From the records, pick out and copy each line containing "Home".
- - -
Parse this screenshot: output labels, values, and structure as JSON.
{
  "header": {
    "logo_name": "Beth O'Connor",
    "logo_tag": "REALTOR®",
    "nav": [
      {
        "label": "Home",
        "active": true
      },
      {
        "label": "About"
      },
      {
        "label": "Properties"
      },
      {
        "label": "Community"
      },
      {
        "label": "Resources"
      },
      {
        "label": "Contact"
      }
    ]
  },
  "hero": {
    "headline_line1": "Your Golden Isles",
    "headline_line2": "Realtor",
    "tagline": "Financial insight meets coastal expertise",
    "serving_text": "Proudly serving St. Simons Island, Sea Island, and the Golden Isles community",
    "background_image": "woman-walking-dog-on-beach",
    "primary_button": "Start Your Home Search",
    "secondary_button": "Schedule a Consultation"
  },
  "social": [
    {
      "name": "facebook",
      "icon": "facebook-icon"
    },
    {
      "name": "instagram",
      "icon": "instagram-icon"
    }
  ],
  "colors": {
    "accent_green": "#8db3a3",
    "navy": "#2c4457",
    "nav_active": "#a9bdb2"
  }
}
- - -
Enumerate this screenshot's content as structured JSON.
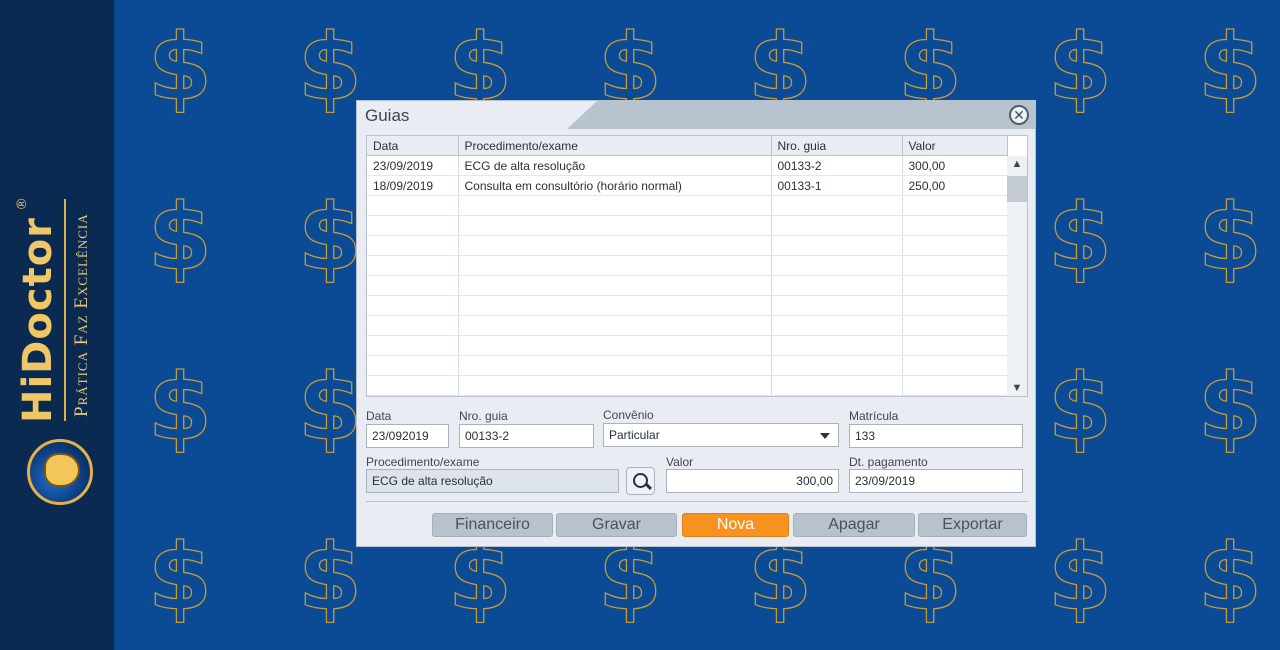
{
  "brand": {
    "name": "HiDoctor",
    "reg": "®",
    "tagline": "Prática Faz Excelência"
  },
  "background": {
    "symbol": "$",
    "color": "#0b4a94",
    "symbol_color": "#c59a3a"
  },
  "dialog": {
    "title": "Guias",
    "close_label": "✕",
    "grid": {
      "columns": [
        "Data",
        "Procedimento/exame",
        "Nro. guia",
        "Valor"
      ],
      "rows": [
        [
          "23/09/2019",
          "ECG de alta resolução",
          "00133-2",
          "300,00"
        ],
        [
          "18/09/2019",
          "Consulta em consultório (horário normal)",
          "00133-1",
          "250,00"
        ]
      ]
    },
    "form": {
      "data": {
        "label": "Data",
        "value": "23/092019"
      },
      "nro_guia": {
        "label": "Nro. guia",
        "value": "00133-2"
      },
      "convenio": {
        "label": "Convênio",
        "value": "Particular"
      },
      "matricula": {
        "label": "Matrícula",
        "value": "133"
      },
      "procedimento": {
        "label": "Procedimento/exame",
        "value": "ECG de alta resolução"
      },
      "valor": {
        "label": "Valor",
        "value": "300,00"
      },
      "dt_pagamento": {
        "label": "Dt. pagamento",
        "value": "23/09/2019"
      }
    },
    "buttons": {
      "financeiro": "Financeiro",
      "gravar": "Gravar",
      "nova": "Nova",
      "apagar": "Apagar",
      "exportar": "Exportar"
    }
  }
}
- - -
• [Final result]
        "label": "Home",
    "primary_button": "Start Your Home Search",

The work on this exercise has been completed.